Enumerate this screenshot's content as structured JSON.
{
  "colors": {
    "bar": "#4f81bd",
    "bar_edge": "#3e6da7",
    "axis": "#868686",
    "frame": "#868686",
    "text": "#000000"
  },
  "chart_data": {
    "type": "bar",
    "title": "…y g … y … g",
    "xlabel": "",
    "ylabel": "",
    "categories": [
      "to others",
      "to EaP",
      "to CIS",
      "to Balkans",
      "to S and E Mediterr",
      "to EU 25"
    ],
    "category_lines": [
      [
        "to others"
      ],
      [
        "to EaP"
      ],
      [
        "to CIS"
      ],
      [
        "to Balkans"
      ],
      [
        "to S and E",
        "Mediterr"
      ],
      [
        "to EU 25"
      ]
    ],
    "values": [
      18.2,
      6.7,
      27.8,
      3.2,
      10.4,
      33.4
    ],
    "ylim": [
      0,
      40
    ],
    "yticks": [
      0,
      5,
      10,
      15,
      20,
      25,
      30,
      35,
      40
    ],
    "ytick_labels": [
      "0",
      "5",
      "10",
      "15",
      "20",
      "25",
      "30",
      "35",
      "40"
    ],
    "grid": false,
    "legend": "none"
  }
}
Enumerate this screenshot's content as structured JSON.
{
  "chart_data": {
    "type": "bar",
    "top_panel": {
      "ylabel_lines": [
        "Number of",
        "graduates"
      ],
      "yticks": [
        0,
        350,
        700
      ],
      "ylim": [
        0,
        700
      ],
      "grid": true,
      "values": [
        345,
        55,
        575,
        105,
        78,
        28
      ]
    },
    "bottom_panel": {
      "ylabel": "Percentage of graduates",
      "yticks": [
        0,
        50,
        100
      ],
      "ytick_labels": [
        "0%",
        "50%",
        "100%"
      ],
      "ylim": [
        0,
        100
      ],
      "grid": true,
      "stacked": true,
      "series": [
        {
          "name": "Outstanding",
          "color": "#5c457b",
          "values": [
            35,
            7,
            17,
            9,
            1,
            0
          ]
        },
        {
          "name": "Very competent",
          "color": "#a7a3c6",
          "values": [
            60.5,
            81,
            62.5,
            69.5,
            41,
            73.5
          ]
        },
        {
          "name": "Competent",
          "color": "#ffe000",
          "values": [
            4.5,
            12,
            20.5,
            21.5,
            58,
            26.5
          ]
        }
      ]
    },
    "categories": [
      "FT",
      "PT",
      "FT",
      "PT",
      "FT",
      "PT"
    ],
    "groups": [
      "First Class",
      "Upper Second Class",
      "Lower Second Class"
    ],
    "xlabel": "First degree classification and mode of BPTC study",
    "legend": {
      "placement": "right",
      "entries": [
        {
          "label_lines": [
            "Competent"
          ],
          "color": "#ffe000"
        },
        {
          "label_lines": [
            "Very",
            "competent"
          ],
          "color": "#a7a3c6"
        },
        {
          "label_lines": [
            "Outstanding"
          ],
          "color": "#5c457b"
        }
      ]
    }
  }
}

═══

→ **STATED EXERCISE**
Retype every record above exactly as written.

→ **EXERCISE SOLUTION**
Enumerate this screenshot's content as structured JSON.
{
  "colors": {
    "bar": "#4f81bd",
    "bar_edge": "#3e6da7",
    "axis": "#868686",
    "frame": "#868686",
    "text": "#000000"
  },
  "chart_data": {
    "type": "bar",
    "title": "…y g … y … g",
    "xlabel": "",
    "ylabel": "",
    "categories": [
      "to others",
      "to EaP",
      "to CIS",
      "to Balkans",
      "to S and E Mediterr",
      "to EU 25"
    ],
    "category_lines": [
      [
        "to others"
      ],
      [
        "to EaP"
      ],
      [
        "to CIS"
      ],
      [
        "to Balkans"
      ],
      [
        "to S and E",
        "Mediterr"
      ],
      [
        "to EU 25"
      ]
    ],
    "values": [
      18.2,
      6.7,
      27.8,
      3.2,
      10.4,
      33.4
    ],
    "ylim": [
      0,
      40
    ],
    "yticks": [
      0,
      5,
      10,
      15,
      20,
      25,
      30,
      35,
      40
    ],
    "ytick_labels": [
      "0",
      "5",
      "10",
      "15",
      "20",
      "25",
      "30",
      "35",
      "40"
    ],
    "grid": false,
    "legend": "none"
  }
}
Enumerate this screenshot's content as structured JSON.
{
  "chart_data": {
    "type": "bar",
    "top_panel": {
      "ylabel_lines": [
        "Number of",
        "graduates"
      ],
      "yticks": [
        0,
        350,
        700
      ],
      "ylim": [
        0,
        700
      ],
      "grid": true,
      "values": [
        345,
        55,
        575,
        105,
        78,
        28
      ]
    },
    "bottom_panel": {
      "ylabel": "Percentage of graduates",
      "yticks": [
        0,
        50,
        100
      ],
      "ytick_labels": [
        "0%",
        "50%",
        "100%"
      ],
      "ylim": [
        0,
        100
      ],
      "grid": true,
      "stacked": true,
      "series": [
        {
          "name": "Outstanding",
          "color": "#5c457b",
          "values": [
            35,
            7,
            17,
            9,
            1,
            0
          ]
        },
        {
          "name": "Very competent",
          "color": "#a7a3c6",
          "values": [
            60.5,
            81,
            62.5,
            69.5,
            41,
            73.5
          ]
        },
        {
          "name": "Competent",
          "color": "#ffe000",
          "values": [
            4.5,
            12,
            20.5,
            21.5,
            58,
            26.5
          ]
        }
      ]
    },
    "categories": [
      "FT",
      "PT",
      "FT",
      "PT",
      "FT",
      "PT"
    ],
    "groups": [
      "First Class",
      "Upper Second Class",
      "Lower Second Class"
    ],
    "xlabel": "First degree classification and mode of BPTC study",
    "legend": {
      "placement": "right",
      "entries": [
        {
          "label_lines": [
            "Competent"
          ],
          "color": "#ffe000"
        },
        {
          "label_lines": [
            "Very",
            "competent"
          ],
          "color": "#a7a3c6"
        },
        {
          "label_lines": [
            "Outstanding"
          ],
          "color": "#5c457b"
        }
      ]
    }
  }
}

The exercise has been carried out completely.